Structured figure records

▼

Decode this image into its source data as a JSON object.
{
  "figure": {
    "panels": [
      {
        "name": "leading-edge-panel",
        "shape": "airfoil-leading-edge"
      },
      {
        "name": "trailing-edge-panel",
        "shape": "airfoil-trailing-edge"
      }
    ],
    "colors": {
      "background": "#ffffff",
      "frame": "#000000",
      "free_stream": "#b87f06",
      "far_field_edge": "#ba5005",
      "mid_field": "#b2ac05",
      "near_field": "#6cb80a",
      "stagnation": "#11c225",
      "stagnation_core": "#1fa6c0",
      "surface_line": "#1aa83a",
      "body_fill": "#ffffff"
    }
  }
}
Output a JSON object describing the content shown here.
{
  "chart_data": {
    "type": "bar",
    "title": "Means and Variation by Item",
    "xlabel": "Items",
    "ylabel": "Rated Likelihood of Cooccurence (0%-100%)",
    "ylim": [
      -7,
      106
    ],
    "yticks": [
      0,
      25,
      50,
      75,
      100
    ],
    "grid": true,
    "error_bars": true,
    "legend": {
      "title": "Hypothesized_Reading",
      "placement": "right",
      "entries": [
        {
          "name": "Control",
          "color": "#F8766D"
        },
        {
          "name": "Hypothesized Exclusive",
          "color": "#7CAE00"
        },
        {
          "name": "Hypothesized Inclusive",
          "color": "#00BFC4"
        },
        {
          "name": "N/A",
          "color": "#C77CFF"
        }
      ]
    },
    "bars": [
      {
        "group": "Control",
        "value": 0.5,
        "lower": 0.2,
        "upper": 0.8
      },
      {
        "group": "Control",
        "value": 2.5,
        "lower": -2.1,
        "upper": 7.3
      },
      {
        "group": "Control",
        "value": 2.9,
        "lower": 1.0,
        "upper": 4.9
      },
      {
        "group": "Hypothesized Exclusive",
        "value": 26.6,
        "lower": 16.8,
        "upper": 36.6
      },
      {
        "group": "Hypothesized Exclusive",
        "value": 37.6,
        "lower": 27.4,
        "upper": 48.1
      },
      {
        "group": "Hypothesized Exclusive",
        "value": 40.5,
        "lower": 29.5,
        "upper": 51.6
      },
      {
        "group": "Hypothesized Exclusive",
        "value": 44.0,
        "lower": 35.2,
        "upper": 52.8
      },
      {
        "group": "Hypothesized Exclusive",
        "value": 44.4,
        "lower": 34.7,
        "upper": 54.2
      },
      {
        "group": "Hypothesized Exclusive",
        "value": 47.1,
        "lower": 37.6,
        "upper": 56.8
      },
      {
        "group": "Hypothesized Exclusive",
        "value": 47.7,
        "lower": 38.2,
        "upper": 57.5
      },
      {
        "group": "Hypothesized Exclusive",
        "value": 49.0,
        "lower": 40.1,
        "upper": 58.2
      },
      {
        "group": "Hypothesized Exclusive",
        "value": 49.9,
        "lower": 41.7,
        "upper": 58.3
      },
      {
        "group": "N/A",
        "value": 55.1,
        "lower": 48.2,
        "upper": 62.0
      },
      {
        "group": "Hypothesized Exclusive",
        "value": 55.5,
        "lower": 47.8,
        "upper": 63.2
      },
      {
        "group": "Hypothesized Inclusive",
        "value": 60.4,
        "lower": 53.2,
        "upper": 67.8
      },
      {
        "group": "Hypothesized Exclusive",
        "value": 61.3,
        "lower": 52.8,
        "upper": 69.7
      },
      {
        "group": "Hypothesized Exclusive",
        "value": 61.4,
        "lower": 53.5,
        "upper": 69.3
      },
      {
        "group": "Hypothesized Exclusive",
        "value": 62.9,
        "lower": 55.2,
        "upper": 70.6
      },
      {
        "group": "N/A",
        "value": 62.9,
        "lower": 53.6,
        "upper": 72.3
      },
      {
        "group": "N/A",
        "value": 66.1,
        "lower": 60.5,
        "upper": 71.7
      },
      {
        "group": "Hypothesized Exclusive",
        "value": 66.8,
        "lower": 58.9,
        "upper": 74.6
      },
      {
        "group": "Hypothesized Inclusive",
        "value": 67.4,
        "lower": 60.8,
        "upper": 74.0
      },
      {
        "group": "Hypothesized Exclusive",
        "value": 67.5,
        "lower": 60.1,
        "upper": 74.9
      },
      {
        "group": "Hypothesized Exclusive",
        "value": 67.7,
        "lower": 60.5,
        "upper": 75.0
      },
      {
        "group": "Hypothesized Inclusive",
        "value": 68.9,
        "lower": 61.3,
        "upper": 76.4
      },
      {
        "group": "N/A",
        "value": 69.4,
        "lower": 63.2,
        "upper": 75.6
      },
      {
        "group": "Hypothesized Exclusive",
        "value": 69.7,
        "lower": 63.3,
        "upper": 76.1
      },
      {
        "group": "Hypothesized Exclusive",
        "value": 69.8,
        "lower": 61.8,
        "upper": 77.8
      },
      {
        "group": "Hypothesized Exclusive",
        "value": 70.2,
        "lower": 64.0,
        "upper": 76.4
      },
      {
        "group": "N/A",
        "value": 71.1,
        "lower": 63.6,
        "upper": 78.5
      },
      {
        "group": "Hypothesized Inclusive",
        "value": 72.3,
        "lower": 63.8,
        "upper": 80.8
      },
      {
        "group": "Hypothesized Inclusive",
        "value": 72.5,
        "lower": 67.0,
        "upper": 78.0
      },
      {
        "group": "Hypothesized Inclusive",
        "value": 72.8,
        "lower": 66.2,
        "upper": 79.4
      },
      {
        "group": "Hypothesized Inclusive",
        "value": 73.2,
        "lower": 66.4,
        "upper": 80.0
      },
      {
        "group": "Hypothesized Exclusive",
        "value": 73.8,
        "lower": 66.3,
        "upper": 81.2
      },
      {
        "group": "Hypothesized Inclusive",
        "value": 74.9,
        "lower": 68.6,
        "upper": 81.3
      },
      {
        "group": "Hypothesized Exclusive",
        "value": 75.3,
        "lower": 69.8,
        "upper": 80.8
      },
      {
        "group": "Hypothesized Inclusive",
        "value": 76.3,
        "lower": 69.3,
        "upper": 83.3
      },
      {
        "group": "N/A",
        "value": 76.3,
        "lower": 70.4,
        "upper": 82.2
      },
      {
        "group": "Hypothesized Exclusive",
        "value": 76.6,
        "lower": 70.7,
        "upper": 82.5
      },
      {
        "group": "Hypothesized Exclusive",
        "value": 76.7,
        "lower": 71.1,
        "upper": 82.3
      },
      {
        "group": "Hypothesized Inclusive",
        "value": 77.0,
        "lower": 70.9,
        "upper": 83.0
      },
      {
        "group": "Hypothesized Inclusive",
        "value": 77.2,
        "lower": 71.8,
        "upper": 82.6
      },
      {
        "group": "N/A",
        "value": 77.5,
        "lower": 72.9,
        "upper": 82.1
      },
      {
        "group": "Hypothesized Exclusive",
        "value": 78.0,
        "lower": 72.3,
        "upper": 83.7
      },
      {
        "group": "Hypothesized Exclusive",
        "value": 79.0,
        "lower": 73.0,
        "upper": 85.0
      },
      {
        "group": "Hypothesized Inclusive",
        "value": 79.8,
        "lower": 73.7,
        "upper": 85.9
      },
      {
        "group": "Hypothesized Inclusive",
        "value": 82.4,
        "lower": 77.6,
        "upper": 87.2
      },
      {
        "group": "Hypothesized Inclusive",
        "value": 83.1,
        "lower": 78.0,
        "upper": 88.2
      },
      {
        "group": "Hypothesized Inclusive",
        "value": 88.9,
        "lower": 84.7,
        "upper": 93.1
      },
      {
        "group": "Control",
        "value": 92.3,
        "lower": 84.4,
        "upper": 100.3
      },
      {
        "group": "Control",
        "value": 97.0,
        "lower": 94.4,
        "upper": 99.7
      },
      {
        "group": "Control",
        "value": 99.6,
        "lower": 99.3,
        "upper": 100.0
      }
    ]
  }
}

▲

### Requirement
Only the number is needed here: how many lines of the records contain "name"?

### Output of the task
6